Please reproduce verbatim the stretch of the material from the line containing "Where is each" through the line containing "expression-key: Project <box>33". Leave the pictures out of your answer.

### Extracted records
^^^^

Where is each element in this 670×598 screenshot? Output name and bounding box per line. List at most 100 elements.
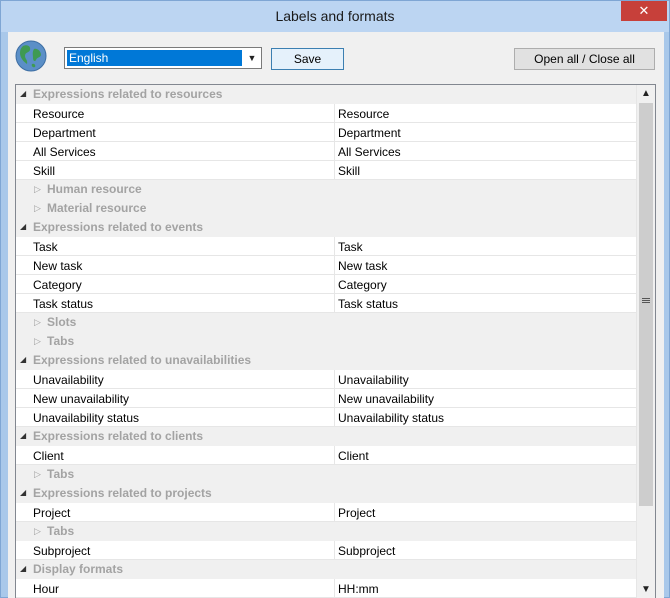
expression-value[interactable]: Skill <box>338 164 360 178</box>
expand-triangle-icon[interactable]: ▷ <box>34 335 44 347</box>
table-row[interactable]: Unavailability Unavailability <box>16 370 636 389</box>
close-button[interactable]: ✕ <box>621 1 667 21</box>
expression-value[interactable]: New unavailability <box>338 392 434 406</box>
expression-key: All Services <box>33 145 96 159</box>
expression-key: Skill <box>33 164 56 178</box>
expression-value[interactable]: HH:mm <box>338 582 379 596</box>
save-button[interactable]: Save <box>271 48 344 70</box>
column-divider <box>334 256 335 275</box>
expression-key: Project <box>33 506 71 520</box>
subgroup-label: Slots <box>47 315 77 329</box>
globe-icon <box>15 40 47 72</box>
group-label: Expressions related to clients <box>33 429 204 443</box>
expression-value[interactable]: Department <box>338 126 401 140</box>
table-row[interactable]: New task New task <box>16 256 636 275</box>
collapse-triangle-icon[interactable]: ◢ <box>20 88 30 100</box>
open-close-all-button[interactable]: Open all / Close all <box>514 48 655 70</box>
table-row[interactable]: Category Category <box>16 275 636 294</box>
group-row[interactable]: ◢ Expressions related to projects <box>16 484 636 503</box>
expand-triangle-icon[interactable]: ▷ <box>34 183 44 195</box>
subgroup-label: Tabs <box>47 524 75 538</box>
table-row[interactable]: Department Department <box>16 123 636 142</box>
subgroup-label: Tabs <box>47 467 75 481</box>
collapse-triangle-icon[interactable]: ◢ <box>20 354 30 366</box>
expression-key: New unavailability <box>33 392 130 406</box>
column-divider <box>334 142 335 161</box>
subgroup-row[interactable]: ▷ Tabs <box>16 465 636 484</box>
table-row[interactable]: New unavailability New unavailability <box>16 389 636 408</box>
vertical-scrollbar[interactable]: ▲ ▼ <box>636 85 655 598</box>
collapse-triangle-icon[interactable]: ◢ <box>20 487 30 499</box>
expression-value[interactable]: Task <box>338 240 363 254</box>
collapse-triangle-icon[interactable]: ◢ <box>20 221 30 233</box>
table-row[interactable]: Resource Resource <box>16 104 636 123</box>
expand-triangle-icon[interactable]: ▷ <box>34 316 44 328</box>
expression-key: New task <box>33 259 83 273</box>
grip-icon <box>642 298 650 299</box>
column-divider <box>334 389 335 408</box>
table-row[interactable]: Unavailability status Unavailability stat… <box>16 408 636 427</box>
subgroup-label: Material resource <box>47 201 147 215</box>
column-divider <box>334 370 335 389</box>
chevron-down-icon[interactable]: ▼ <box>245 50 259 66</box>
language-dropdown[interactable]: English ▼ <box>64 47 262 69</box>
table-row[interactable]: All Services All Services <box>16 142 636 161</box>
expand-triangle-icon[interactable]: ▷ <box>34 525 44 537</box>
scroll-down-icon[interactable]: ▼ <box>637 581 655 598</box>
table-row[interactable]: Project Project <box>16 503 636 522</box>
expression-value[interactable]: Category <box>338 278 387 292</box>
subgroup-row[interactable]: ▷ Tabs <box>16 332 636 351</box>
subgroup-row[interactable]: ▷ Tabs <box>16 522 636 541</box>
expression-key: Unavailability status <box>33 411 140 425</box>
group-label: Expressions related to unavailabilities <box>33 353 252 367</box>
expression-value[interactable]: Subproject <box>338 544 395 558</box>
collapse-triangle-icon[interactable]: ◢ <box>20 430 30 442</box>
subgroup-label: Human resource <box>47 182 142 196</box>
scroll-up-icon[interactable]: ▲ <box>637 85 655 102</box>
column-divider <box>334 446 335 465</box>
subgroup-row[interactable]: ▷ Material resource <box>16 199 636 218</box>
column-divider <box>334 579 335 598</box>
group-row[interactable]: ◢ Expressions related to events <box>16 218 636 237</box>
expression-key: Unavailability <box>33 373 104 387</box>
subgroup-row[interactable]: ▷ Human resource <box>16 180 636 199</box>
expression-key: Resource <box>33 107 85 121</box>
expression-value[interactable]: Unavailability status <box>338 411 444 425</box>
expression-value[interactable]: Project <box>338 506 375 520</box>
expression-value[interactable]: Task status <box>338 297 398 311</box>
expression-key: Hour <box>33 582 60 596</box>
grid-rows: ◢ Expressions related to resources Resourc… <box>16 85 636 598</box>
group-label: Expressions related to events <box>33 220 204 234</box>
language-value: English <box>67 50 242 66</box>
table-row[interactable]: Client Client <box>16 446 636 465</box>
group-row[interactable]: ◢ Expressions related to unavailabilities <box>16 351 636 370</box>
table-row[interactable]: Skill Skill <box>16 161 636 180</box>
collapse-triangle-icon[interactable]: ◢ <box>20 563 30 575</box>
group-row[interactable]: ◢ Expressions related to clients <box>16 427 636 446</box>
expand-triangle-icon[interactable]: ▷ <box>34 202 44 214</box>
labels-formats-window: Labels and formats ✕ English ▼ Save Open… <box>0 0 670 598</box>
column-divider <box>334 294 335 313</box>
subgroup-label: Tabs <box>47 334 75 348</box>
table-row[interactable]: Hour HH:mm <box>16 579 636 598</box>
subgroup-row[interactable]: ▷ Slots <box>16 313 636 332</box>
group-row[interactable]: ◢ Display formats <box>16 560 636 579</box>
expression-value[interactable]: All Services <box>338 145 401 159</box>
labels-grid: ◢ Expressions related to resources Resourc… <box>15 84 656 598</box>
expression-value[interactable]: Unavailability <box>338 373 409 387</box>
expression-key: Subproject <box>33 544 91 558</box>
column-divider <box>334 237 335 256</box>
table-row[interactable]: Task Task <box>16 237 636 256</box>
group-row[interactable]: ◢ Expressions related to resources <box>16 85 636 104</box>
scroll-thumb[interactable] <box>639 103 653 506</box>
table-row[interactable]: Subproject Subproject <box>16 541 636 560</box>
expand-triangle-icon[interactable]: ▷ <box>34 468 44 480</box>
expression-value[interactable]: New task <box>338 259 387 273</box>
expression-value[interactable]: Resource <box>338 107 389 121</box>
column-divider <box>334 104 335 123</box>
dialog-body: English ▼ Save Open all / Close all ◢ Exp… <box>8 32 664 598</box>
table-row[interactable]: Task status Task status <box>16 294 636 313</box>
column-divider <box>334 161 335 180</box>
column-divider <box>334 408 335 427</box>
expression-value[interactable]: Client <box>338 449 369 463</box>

^^^^

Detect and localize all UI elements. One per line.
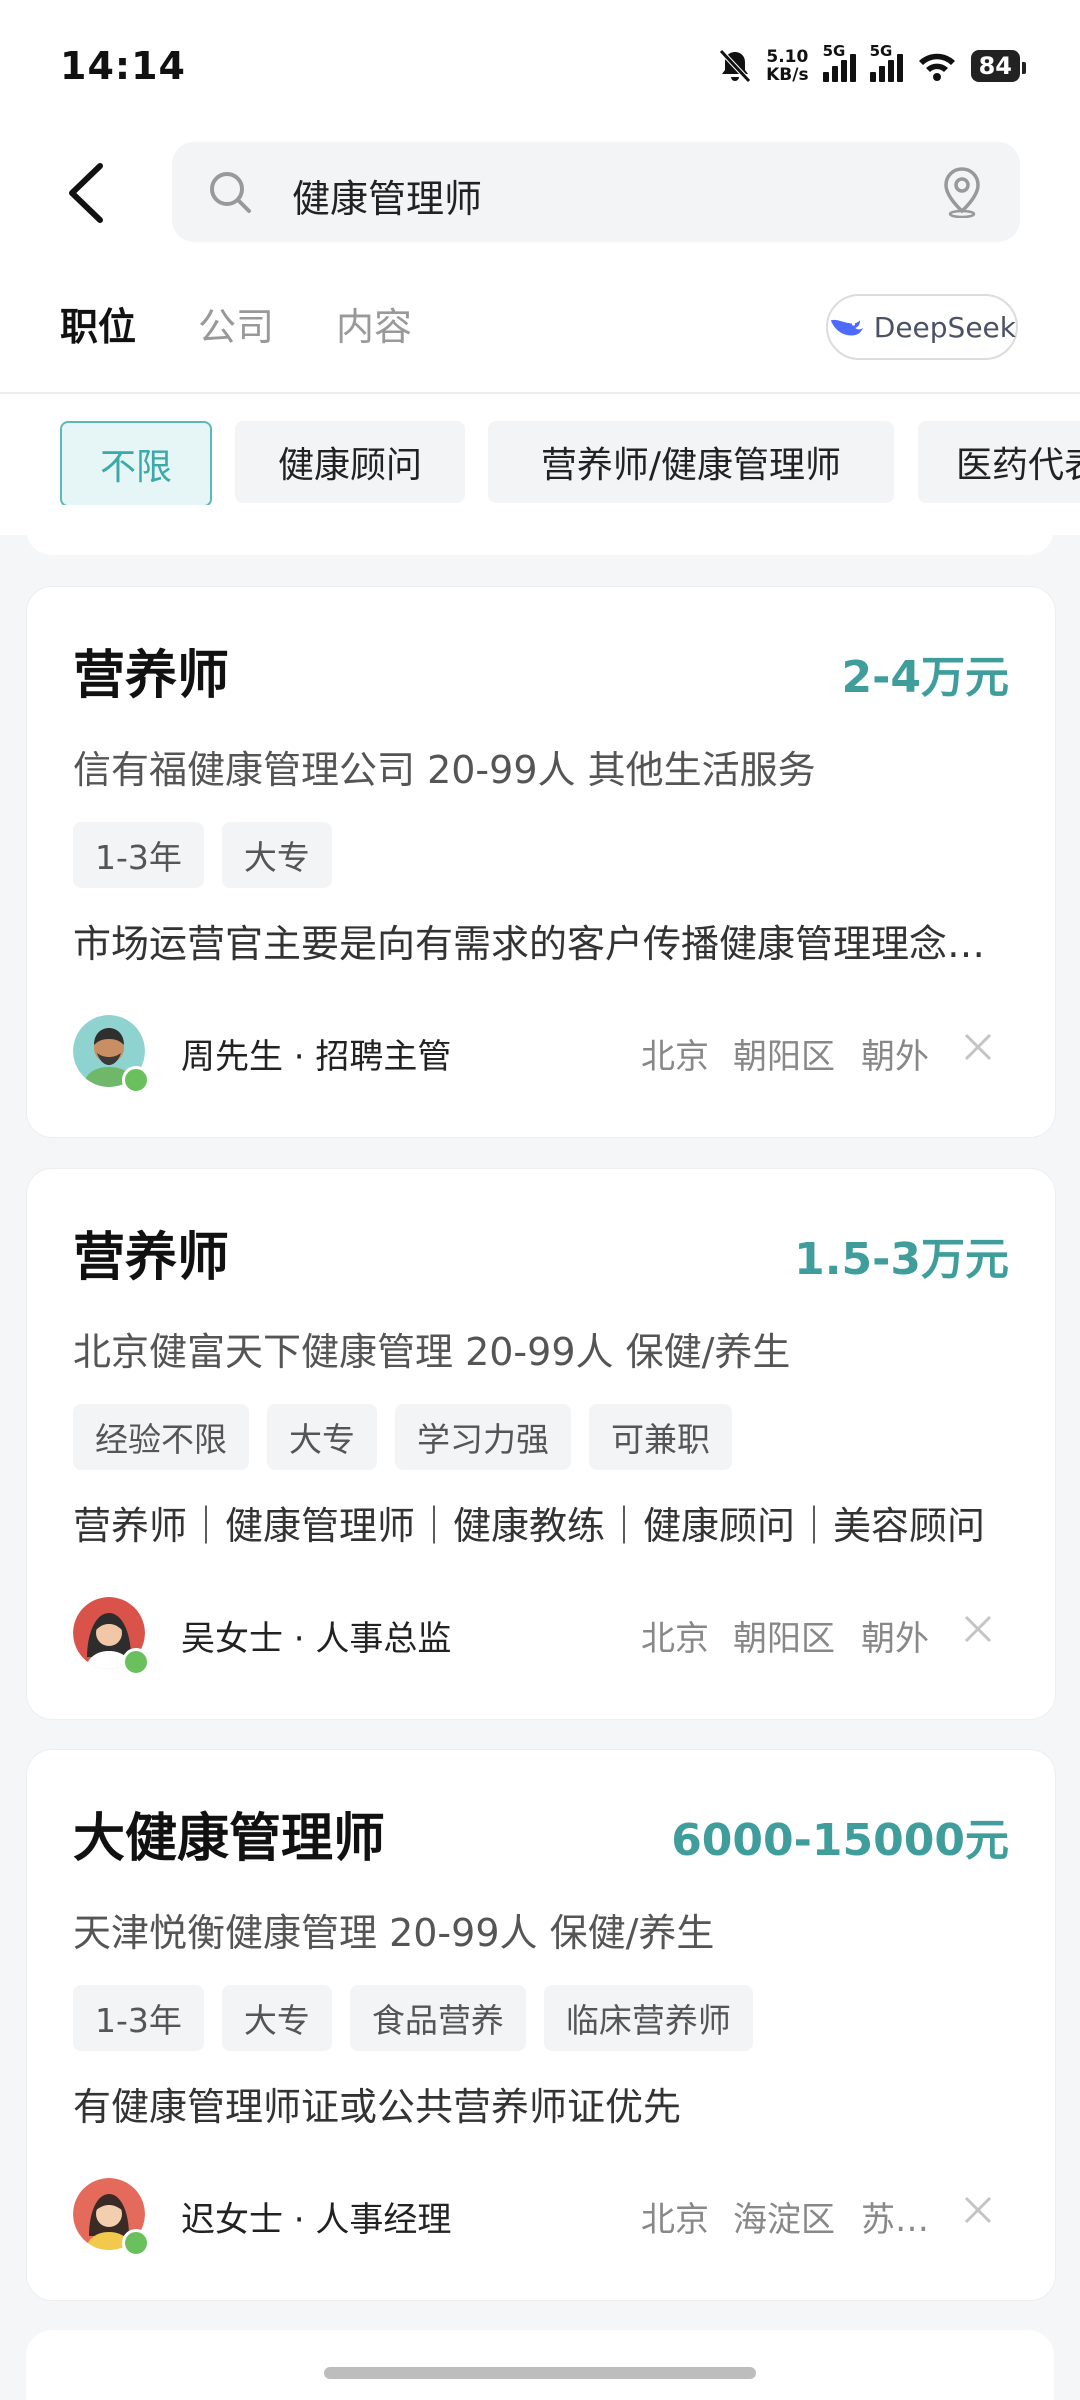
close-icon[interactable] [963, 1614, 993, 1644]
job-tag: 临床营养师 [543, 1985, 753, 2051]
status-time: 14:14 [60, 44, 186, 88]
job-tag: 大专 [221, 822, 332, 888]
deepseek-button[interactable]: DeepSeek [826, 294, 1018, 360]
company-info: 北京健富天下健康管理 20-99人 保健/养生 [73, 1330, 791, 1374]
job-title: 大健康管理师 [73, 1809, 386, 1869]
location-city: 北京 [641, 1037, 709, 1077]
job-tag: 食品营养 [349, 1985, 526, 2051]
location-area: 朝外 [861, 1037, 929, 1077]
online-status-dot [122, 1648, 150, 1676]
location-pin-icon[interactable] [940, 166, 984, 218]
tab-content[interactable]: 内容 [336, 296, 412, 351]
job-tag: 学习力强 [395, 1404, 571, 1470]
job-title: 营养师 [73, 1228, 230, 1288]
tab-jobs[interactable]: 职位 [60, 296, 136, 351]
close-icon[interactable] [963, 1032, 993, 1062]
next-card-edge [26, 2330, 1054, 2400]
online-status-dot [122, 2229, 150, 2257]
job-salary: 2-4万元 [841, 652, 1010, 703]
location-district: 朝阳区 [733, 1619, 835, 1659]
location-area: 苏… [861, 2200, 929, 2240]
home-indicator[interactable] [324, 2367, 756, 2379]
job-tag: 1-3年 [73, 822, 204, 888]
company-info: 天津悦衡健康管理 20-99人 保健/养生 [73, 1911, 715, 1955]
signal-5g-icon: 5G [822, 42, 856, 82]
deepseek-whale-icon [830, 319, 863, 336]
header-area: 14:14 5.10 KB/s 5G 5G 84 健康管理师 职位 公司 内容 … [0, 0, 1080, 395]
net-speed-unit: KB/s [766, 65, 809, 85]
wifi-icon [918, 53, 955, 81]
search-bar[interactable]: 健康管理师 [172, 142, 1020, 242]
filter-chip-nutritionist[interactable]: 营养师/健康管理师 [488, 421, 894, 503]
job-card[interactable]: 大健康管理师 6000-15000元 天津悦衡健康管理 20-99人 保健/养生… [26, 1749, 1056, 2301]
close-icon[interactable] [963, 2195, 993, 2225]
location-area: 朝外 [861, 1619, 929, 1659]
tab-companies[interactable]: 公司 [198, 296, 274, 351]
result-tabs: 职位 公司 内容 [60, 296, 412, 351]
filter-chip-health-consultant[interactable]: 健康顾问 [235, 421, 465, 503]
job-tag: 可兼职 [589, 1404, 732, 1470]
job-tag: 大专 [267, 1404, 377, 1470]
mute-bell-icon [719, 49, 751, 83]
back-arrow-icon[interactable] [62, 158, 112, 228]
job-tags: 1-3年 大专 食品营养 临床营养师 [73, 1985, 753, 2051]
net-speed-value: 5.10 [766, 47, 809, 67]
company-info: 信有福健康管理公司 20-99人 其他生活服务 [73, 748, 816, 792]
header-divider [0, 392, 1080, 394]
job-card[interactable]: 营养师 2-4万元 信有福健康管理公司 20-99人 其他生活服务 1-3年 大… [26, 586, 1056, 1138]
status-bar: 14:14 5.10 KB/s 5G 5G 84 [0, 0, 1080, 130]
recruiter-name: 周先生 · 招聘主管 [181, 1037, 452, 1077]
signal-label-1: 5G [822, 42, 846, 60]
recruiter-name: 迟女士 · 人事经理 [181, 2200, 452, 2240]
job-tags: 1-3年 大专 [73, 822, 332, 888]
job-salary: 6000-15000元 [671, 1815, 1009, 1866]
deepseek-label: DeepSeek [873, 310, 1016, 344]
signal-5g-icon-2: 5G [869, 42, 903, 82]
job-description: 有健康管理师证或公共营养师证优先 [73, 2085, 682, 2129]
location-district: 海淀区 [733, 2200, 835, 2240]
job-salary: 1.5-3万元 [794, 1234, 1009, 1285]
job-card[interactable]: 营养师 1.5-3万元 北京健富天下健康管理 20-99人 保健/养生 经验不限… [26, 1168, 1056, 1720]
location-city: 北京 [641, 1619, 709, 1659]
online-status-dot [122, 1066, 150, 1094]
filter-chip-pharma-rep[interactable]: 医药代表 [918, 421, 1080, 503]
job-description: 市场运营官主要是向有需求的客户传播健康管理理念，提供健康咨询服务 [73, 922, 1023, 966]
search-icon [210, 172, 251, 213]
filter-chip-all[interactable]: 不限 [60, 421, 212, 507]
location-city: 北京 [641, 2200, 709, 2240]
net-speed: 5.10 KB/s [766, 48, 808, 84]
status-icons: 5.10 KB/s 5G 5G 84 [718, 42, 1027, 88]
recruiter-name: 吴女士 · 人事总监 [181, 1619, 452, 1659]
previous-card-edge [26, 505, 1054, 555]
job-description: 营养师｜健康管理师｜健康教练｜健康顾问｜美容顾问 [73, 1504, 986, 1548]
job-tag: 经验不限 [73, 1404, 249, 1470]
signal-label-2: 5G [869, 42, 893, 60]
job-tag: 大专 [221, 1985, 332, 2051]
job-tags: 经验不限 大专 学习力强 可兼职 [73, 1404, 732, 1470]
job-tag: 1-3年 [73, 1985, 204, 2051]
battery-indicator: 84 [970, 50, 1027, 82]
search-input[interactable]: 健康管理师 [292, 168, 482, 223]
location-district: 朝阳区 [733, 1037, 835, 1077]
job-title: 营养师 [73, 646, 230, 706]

^^^^

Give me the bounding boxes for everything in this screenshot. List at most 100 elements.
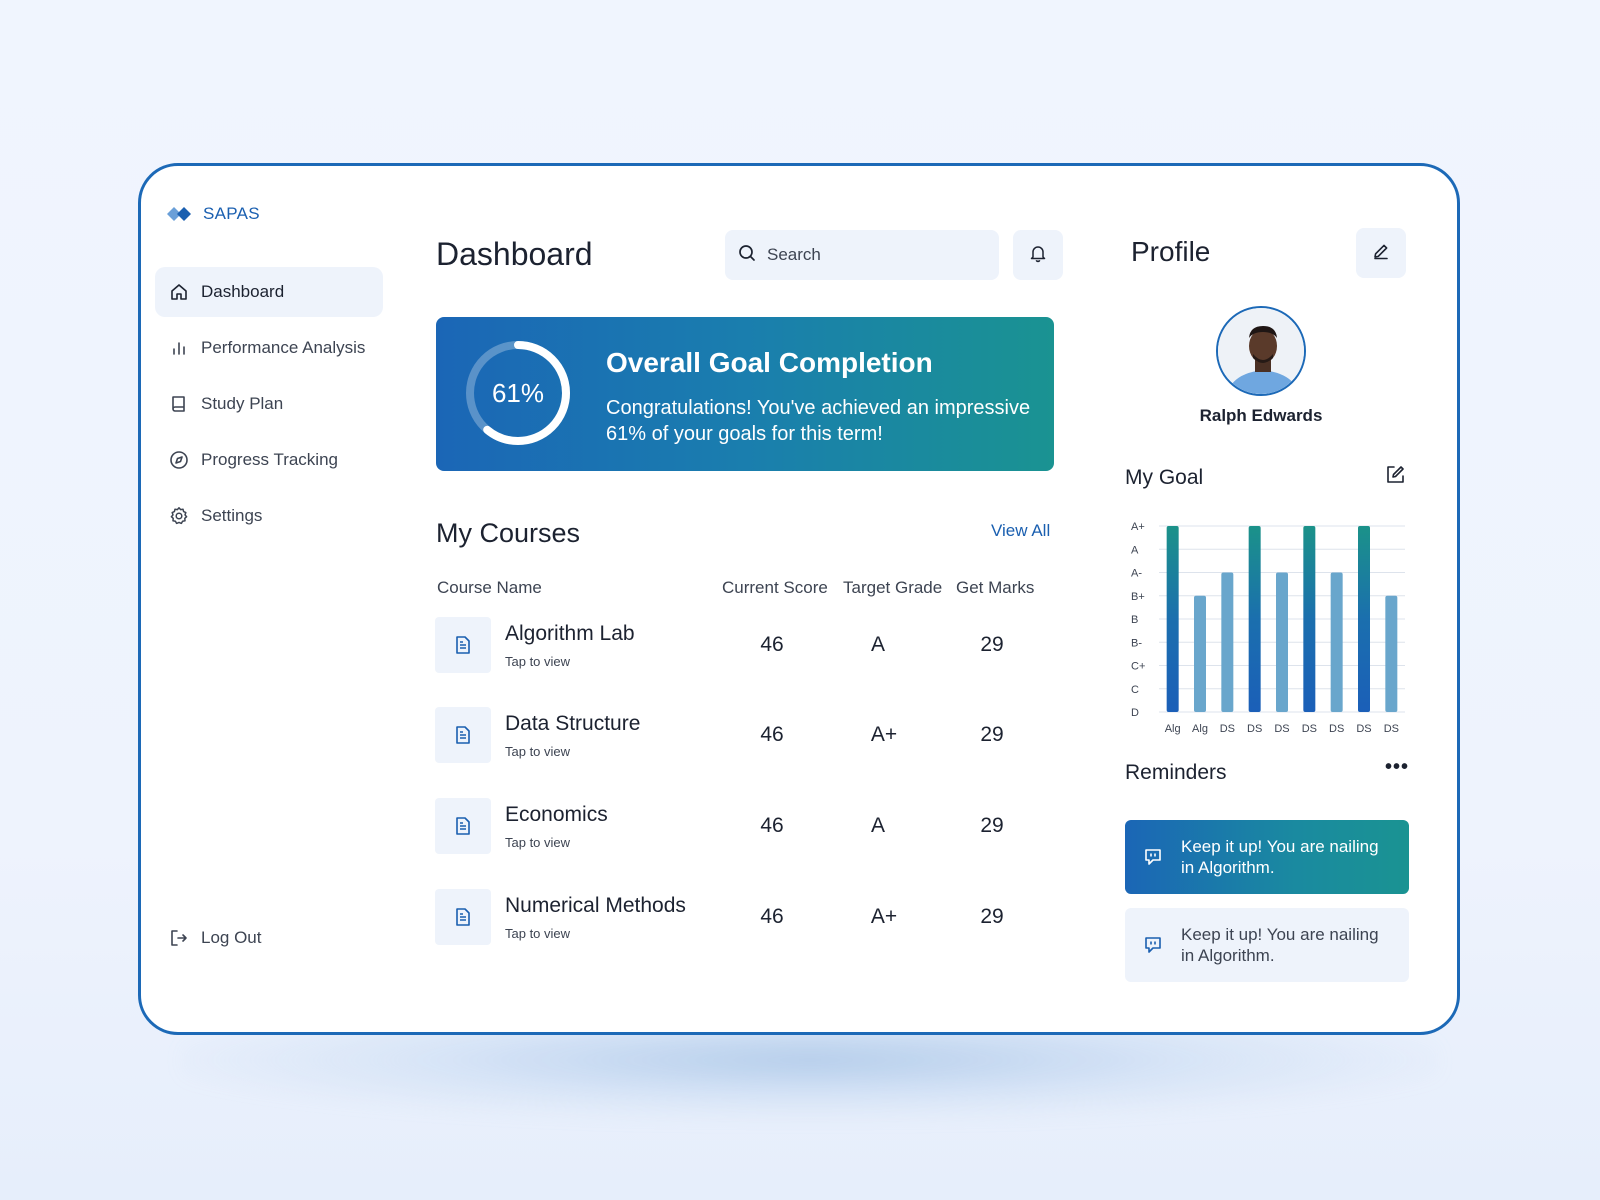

^^^^

### Exercise solution
Where is each element in this 670×598 screenshot? Output name and bounding box per line. List at most 100 elements.
expression-value[interactable]: Skill <box>338 164 360 178</box>
expand-triangle-icon[interactable]: ▷ <box>34 335 44 347</box>
table-row[interactable]: Unavailability Unavailability <box>16 370 636 389</box>
close-button[interactable]: ✕ <box>621 1 667 21</box>
expression-value[interactable]: New unavailability <box>338 392 434 406</box>
expression-key: All Services <box>33 145 96 159</box>
expression-key: Skill <box>33 164 56 178</box>
expression-value[interactable]: HH:mm <box>338 582 379 596</box>
save-button[interactable]: Save <box>271 48 344 70</box>
column-divider <box>334 256 335 275</box>
expression-key: Project <box>33 506 71 520</box>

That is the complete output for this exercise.